* start *
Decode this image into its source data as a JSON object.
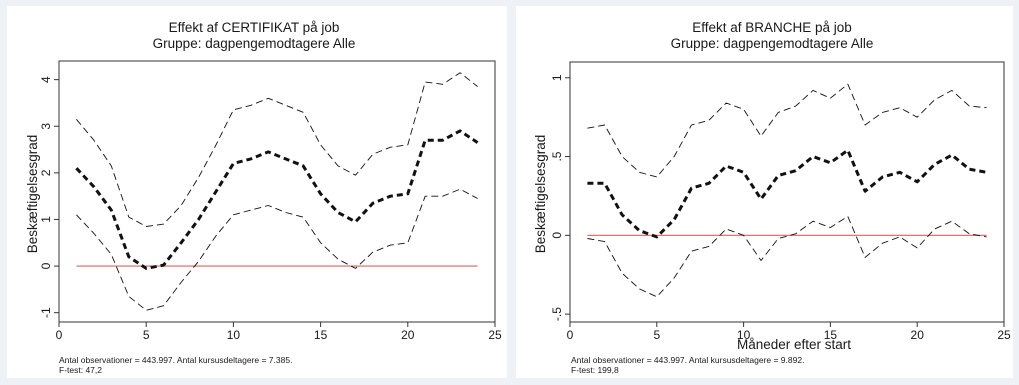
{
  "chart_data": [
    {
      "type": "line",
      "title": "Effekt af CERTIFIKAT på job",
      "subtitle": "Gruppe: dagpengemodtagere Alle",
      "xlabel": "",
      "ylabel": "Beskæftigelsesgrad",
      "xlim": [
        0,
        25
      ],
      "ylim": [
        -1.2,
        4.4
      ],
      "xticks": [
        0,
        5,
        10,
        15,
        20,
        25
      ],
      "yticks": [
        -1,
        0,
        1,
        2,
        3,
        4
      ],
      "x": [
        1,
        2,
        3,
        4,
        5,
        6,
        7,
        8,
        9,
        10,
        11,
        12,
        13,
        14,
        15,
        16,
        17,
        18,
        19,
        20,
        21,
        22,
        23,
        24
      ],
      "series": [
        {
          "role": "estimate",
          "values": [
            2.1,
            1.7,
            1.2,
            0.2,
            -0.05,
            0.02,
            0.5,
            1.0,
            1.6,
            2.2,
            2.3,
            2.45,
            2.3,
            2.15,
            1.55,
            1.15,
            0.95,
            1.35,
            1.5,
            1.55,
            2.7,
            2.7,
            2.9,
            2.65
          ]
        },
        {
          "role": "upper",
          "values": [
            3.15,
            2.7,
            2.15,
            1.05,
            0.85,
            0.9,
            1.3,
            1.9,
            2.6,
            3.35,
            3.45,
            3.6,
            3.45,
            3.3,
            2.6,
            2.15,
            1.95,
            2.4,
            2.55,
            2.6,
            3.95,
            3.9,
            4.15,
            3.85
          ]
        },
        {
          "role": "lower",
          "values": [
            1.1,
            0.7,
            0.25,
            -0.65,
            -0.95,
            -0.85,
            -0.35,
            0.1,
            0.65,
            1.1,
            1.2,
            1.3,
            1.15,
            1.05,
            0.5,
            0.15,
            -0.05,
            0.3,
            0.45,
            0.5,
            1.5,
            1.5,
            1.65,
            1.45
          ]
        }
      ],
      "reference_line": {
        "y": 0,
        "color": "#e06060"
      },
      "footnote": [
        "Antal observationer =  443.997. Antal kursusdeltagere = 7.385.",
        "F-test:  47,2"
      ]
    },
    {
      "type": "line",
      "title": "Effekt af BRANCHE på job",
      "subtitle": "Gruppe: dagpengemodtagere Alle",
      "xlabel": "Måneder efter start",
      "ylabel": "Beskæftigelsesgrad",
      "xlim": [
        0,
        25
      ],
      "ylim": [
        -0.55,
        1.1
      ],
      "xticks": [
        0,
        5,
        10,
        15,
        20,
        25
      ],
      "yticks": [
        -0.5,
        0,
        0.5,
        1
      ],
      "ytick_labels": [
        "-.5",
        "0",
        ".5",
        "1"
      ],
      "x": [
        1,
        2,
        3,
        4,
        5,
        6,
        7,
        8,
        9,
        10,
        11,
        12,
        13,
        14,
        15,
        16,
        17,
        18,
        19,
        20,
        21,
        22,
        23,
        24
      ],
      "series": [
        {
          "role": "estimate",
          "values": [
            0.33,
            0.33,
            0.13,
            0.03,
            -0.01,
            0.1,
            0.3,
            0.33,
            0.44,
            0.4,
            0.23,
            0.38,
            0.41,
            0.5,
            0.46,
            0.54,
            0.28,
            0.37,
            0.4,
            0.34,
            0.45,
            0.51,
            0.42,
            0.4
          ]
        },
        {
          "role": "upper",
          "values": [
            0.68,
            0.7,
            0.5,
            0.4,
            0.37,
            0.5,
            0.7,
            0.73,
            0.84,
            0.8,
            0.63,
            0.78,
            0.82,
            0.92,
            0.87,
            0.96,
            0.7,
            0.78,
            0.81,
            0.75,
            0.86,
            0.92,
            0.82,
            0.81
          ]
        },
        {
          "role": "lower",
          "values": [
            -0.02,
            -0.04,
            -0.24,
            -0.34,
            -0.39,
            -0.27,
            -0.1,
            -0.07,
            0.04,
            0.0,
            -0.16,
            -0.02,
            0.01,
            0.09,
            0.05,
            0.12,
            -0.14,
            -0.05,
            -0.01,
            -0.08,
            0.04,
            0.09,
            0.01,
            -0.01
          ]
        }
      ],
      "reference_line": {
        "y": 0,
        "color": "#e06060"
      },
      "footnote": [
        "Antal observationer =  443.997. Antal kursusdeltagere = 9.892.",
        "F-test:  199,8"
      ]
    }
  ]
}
* end *
* start *
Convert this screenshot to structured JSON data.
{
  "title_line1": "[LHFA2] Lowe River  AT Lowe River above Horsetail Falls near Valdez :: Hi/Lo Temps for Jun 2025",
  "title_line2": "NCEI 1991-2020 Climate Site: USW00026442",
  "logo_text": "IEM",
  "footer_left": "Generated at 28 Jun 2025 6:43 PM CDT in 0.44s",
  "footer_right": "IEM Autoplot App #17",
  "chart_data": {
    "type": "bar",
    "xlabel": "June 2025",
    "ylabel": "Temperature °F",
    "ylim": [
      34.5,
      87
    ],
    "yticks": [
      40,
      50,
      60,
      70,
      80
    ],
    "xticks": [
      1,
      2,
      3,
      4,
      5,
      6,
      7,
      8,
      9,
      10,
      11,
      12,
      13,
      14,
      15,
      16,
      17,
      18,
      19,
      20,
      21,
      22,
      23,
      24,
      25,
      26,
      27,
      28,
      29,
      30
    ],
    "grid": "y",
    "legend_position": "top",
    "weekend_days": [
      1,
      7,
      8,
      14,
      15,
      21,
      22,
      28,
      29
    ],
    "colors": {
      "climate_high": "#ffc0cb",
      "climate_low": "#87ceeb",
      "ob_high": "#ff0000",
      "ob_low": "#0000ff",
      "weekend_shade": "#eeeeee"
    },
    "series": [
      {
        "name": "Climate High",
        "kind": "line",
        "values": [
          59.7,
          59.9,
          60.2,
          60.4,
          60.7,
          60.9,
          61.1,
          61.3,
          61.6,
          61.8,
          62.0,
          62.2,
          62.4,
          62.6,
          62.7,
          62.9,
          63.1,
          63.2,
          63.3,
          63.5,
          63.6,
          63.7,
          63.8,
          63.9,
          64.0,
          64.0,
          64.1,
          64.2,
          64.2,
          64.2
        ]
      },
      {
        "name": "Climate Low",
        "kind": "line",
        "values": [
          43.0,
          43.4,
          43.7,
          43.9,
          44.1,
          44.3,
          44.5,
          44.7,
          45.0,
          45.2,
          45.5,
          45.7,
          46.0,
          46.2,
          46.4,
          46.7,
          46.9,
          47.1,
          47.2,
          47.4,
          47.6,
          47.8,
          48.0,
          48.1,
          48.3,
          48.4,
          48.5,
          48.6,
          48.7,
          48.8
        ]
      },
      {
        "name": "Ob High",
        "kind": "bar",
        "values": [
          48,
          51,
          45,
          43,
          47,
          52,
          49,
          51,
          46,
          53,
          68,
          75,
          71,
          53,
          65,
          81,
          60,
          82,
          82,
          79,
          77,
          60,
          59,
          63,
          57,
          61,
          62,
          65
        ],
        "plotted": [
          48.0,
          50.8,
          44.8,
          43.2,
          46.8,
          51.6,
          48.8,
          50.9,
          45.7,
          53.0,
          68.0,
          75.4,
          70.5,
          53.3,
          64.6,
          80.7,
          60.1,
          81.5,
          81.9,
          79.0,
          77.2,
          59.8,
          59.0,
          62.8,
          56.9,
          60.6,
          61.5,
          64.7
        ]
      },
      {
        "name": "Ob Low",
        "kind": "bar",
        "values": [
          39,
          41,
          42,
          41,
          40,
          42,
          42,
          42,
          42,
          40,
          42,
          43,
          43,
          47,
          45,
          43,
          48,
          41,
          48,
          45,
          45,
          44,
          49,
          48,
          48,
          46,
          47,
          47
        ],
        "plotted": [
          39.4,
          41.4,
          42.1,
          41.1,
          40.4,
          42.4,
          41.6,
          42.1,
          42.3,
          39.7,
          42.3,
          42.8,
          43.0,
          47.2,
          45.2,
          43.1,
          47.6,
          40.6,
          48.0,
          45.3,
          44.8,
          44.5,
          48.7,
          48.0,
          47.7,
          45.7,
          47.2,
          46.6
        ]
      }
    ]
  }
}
* end *
Your goal -
Only a number is needed: how many lines of the material above contain "observationer"?

Output below -
2